— START —

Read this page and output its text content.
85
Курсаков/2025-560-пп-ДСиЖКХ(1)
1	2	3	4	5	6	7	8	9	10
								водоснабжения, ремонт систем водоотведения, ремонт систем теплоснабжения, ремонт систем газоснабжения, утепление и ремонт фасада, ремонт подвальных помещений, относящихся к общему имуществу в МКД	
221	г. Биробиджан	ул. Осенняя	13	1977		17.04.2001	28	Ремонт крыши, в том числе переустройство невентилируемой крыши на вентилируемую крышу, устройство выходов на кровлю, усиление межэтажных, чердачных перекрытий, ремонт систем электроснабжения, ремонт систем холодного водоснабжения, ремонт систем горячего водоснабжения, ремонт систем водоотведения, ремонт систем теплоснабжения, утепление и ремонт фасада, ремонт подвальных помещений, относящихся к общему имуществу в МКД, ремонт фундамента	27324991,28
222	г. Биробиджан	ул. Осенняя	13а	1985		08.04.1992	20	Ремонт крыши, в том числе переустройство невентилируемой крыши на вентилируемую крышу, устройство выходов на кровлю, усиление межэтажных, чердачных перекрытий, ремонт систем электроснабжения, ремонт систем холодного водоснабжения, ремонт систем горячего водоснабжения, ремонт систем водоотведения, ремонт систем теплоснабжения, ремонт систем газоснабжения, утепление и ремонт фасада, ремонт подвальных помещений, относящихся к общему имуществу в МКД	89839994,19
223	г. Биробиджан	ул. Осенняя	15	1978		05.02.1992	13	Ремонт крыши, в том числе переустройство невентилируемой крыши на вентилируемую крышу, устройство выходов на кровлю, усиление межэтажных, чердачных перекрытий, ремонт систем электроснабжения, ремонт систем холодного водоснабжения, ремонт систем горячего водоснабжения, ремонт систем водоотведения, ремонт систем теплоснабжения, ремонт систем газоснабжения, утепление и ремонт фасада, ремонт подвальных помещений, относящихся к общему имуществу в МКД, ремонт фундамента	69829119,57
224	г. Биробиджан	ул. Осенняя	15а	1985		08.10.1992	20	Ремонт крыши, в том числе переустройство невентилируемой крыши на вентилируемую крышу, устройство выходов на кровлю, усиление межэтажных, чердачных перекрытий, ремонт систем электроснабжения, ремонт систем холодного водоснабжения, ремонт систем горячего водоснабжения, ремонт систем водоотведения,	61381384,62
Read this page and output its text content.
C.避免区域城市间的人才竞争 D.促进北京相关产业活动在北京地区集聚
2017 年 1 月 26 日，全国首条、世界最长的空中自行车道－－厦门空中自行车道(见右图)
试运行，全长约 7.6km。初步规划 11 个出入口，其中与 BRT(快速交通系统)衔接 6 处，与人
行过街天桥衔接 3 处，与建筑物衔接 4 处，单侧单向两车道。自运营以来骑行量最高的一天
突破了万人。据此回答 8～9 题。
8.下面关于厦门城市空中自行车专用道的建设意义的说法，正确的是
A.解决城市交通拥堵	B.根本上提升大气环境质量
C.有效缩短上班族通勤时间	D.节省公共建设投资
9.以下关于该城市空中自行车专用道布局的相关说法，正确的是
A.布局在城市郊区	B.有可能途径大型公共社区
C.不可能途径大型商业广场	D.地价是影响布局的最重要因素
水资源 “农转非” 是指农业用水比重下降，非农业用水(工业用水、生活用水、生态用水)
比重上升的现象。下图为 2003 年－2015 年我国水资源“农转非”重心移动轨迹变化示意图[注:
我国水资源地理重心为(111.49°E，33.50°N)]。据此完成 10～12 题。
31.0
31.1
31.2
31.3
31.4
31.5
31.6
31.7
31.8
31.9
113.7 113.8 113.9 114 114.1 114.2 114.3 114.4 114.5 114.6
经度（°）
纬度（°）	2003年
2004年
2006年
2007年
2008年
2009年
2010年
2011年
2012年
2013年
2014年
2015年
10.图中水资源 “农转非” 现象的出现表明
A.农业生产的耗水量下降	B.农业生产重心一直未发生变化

— END —

*AIM OF THE TASK*: Set down the entries above again, word for word.

*RESPONSE FOR THIS EXERCISE*:
Read this page and output its text content.
85
Курсаков/2025-560-пп-ДСиЖКХ(1)
1	2	3	4	5	6	7	8	9	10
								водоснабжения, ремонт систем водоотведения, ремонт систем теплоснабжения, ремонт систем газоснабжения, утепление и ремонт фасада, ремонт подвальных помещений, относящихся к общему имуществу в МКД	
221	г. Биробиджан	ул. Осенняя	13	1977		17.04.2001	28	Ремонт крыши, в том числе переустройство невентилируемой крыши на вентилируемую крышу, устройство выходов на кровлю, усиление межэтажных, чердачных перекрытий, ремонт систем электроснабжения, ремонт систем холодного водоснабжения, ремонт систем горячего водоснабжения, ремонт систем водоотведения, ремонт систем теплоснабжения, утепление и ремонт фасада, ремонт подвальных помещений, относящихся к общему имуществу в МКД, ремонт фундамента	27324991,28
222	г. Биробиджан	ул. Осенняя	13а	1985		08.04.1992	20	Ремонт крыши, в том числе переустройство невентилируемой крыши на вентилируемую крышу, устройство выходов на кровлю, усиление межэтажных, чердачных перекрытий, ремонт систем электроснабжения, ремонт систем холодного водоснабжения, ремонт систем горячего водоснабжения, ремонт систем водоотведения, ремонт систем теплоснабжения, ремонт систем газоснабжения, утепление и ремонт фасада, ремонт подвальных помещений, относящихся к общему имуществу в МКД	89839994,19
223	г. Биробиджан	ул. Осенняя	15	1978		05.02.1992	13	Ремонт крыши, в том числе переустройство невентилируемой крыши на вентилируемую крышу, устройство выходов на кровлю, усиление межэтажных, чердачных перекрытий, ремонт систем электроснабжения, ремонт систем холодного водоснабжения, ремонт систем горячего водоснабжения, ремонт систем водоотведения, ремонт систем теплоснабжения, ремонт систем газоснабжения, утепление и ремонт фасада, ремонт подвальных помещений, относящихся к общему имуществу в МКД, ремонт фундамента	69829119,57
224	г. Биробиджан	ул. Осенняя	15а	1985		08.10.1992	20	Ремонт крыши, в том числе переустройство невентилируемой крыши на вентилируемую крышу, устройство выходов на кровлю, усиление межэтажных, чердачных перекрытий, ремонт систем электроснабжения, ремонт систем холодного водоснабжения, ремонт систем горячего водоснабжения, ремонт систем водоотведения,	61381384,62
Read this page and output its text content.
C.避免区域城市间的人才竞争 D.促进北京相关产业活动在北京地区集聚
2017 年 1 月 26 日，全国首条、世界最长的空中自行车道－－厦门空中自行车道(见右图)
试运行，全长约 7.6km。初步规划 11 个出入口，其中与 BRT(快速交通系统)衔接 6 处，与人
行过街天桥衔接 3 处，与建筑物衔接 4 处，单侧单向两车道。自运营以来骑行量最高的一天
突破了万人。据此回答 8～9 题。
8.下面关于厦门城市空中自行车专用道的建设意义的说法，正确的是
A.解决城市交通拥堵	B.根本上提升大气环境质量
C.有效缩短上班族通勤时间	D.节省公共建设投资
9.以下关于该城市空中自行车专用道布局的相关说法，正确的是
A.布局在城市郊区	B.有可能途径大型公共社区
C.不可能途径大型商业广场	D.地价是影响布局的最重要因素
水资源 “农转非” 是指农业用水比重下降，非农业用水(工业用水、生活用水、生态用水)
比重上升的现象。下图为 2003 年－2015 年我国水资源“农转非”重心移动轨迹变化示意图[注:
我国水资源地理重心为(111.49°E，33.50°N)]。据此完成 10～12 题。
31.0
31.1
31.2
31.3
31.4
31.5
31.6
31.7
31.8
31.9
113.7 113.8 113.9 114 114.1 114.2 114.3 114.4 114.5 114.6
经度（°）
纬度（°）	2003年
2004年
2006年
2007年
2008年
2009年
2010年
2011年
2012年
2013年
2014年
2015年
10.图中水资源 “农转非” 现象的出现表明
A.农业生产的耗水量下降	B.农业生产重心一直未发生变化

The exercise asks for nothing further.